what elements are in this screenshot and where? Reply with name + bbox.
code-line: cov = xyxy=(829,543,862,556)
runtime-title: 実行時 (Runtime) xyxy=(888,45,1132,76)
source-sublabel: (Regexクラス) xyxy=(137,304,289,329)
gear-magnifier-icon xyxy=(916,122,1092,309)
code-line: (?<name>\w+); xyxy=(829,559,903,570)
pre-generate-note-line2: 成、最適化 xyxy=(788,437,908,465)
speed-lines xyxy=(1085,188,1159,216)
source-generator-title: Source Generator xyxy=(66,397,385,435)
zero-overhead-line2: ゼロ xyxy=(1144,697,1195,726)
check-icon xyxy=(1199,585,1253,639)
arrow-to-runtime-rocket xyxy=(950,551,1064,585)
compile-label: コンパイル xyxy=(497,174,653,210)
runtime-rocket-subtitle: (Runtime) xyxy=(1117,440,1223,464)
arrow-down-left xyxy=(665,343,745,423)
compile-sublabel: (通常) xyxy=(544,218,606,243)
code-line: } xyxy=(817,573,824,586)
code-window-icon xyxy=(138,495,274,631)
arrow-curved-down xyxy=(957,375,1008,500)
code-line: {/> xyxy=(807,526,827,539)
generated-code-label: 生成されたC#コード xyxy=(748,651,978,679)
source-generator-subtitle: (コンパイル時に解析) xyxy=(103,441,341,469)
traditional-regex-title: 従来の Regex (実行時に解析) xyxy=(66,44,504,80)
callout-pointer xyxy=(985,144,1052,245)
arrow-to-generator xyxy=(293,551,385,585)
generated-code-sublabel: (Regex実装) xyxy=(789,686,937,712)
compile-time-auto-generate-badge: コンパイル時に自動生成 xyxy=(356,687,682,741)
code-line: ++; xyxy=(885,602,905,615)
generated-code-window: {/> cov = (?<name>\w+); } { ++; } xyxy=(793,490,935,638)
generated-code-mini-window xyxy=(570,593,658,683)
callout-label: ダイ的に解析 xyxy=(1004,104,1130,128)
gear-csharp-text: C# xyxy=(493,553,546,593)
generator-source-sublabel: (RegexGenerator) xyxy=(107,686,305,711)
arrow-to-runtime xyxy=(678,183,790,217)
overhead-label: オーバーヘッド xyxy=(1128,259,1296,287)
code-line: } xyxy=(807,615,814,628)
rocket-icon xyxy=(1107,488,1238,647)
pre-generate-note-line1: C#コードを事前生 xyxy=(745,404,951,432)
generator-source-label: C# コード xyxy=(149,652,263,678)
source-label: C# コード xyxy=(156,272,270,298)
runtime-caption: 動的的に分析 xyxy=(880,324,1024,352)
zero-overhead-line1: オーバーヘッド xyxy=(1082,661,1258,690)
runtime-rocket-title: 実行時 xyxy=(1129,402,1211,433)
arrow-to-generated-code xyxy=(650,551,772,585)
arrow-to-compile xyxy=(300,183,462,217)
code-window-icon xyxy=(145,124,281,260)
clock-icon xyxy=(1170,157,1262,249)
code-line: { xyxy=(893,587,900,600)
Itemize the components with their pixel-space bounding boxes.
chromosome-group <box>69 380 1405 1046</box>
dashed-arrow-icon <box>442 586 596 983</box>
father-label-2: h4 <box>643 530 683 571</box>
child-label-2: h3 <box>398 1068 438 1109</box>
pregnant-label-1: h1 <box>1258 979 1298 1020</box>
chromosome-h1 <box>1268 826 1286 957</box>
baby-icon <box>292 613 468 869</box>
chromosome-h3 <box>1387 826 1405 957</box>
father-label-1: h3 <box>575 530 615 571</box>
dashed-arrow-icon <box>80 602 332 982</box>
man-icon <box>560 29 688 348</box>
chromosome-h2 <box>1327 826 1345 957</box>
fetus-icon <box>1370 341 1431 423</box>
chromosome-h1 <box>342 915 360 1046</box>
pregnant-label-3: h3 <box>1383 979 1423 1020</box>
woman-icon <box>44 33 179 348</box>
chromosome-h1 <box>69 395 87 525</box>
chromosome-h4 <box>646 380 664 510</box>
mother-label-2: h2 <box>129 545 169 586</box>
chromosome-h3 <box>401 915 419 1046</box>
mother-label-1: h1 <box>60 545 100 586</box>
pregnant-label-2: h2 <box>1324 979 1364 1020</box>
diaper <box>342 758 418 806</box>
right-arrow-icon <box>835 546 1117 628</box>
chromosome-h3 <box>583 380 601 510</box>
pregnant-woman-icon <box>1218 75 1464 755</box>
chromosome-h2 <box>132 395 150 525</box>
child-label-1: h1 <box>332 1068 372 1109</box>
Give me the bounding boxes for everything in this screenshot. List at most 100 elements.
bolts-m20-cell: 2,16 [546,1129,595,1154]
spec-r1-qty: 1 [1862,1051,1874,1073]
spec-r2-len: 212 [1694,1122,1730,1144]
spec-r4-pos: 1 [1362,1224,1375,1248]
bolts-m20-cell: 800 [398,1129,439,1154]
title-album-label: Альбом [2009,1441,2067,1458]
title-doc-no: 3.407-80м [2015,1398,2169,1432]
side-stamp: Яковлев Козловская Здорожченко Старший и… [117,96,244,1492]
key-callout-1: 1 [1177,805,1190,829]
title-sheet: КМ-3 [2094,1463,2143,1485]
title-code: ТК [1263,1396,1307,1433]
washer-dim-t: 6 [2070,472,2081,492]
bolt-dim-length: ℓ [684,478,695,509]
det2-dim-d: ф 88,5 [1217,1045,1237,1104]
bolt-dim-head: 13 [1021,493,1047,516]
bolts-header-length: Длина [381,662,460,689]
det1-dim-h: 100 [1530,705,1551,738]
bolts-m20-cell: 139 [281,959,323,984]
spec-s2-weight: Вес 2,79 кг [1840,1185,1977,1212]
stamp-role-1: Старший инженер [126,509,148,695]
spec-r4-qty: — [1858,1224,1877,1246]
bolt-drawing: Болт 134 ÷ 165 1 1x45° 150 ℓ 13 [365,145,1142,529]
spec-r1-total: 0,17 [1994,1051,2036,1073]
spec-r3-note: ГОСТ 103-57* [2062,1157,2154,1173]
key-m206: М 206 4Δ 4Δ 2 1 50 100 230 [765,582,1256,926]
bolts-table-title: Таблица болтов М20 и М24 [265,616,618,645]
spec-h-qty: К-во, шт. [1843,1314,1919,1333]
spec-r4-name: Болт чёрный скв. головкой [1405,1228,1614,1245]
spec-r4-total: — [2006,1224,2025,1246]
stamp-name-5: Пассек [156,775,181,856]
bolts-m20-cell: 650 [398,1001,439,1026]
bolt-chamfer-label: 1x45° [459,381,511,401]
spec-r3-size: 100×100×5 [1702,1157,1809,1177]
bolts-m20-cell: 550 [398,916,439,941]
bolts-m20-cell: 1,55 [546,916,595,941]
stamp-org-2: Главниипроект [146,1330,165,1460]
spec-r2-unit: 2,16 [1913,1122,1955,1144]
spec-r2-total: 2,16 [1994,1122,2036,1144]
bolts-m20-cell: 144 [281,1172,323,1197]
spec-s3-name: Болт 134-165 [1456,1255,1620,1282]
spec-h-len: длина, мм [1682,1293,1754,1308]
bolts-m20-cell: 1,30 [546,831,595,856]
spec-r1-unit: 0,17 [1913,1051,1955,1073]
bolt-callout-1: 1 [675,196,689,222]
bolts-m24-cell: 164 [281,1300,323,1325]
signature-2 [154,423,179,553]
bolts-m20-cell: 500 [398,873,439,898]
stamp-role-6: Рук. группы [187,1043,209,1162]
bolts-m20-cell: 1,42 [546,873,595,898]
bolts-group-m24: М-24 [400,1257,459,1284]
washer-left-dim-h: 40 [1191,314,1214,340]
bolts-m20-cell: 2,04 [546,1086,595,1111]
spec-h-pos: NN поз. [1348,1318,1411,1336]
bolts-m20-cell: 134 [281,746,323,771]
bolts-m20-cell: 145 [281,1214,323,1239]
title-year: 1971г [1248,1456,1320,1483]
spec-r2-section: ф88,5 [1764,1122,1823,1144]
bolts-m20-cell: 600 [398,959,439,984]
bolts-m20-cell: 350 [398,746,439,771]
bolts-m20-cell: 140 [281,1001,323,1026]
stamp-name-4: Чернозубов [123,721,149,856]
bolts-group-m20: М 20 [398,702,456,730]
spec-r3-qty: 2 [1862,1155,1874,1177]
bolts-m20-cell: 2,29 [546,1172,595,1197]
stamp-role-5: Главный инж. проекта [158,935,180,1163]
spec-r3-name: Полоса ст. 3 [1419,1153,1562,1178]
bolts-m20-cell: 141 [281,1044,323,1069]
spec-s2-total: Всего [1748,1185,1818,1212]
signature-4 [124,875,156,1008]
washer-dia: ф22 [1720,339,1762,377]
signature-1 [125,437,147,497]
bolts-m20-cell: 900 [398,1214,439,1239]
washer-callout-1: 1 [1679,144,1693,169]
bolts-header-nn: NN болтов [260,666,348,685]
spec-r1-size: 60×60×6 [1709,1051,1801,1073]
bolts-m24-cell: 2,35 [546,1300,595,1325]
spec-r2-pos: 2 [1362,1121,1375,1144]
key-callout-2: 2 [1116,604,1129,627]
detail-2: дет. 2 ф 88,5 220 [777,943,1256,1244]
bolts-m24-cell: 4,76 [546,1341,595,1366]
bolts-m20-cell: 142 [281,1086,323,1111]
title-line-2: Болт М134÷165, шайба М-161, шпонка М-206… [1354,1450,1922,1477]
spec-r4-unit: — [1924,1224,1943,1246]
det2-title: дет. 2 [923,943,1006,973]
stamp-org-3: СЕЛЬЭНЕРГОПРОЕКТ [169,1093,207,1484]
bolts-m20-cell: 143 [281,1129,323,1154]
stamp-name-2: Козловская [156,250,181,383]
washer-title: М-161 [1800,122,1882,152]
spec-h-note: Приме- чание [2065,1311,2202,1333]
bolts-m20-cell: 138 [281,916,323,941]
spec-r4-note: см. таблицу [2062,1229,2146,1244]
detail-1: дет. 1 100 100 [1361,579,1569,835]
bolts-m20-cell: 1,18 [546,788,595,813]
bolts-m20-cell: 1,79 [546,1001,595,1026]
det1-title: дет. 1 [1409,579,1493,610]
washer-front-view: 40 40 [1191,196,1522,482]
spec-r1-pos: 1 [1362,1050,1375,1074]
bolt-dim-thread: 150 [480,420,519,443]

(EXERCISE DESCRIPTION):
Copy the lines of the records starting at the beginning of the records and ending at the line that contains "code-line: (?<name>\w+); xyxy=(829,559,903,570)", including both ends.

(EXPECTED ANSWER):
what elements are in this screenshot and where? Reply with name + bbox.
code-line: cov = xyxy=(829,543,862,556)
runtime-title: 実行時 (Runtime) xyxy=(888,45,1132,76)
source-sublabel: (Regexクラス) xyxy=(137,304,289,329)
gear-magnifier-icon xyxy=(916,122,1092,309)
code-line: (?<name>\w+); xyxy=(829,559,903,570)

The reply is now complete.